* START *

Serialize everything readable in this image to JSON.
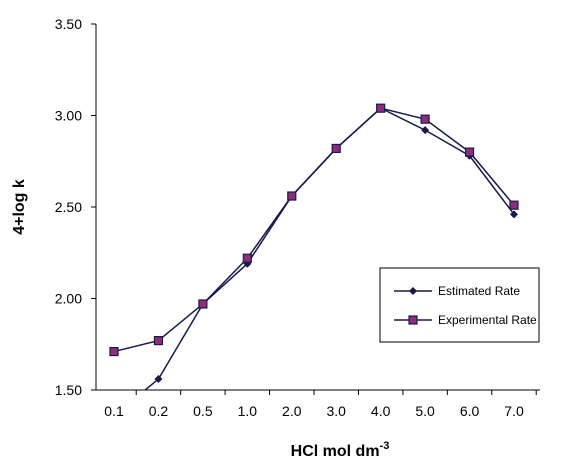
{
  "chart_data": {
    "type": "line",
    "categories": [
      "0.1",
      "0.2",
      "0.5",
      "1.0",
      "2.0",
      "3.0",
      "4.0",
      "5.0",
      "6.0",
      "7.0"
    ],
    "ylabel": "4+log k",
    "xlabel": {
      "base": "HCl mol dm",
      "superscript": "-3"
    },
    "ylim": [
      1.5,
      3.5
    ],
    "yticks": [
      "1.50",
      "2.00",
      "2.50",
      "3.00",
      "3.50"
    ],
    "grid": false,
    "legend_position": "right",
    "series": [
      {
        "name": "Estimated Rate",
        "marker": "diamond",
        "color": "#1a1a4a",
        "values": [
          1.36,
          1.56,
          1.97,
          2.19,
          2.56,
          2.82,
          3.04,
          2.92,
          2.78,
          2.46
        ]
      },
      {
        "name": "Experimental Rate",
        "marker": "square",
        "color": "#1a1a4a",
        "fill": "#8b2f7a",
        "values": [
          1.71,
          1.77,
          1.97,
          2.22,
          2.56,
          2.82,
          3.04,
          2.98,
          2.8,
          2.51
        ]
      }
    ]
  }
}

* END *

# The task:
Copy out each line word for word, please, skipping the images.

# Response to the exercise:
Serialize everything readable in this image to JSON.
{
  "chart_data": {
    "type": "line",
    "categories": [
      "0.1",
      "0.2",
      "0.5",
      "1.0",
      "2.0",
      "3.0",
      "4.0",
      "5.0",
      "6.0",
      "7.0"
    ],
    "ylabel": "4+log k",
    "xlabel": {
      "base": "HCl mol dm",
      "superscript": "-3"
    },
    "ylim": [
      1.5,
      3.5
    ],
    "yticks": [
      "1.50",
      "2.00",
      "2.50",
      "3.00",
      "3.50"
    ],
    "grid": false,
    "legend_position": "right",
    "series": [
      {
        "name": "Estimated Rate",
        "marker": "diamond",
        "color": "#1a1a4a",
        "values": [
          1.36,
          1.56,
          1.97,
          2.19,
          2.56,
          2.82,
          3.04,
          2.92,
          2.78,
          2.46
        ]
      },
      {
        "name": "Experimental Rate",
        "marker": "square",
        "color": "#1a1a4a",
        "fill": "#8b2f7a",
        "values": [
          1.71,
          1.77,
          1.97,
          2.22,
          2.56,
          2.82,
          3.04,
          2.98,
          2.8,
          2.51
        ]
      }
    ]
  }
}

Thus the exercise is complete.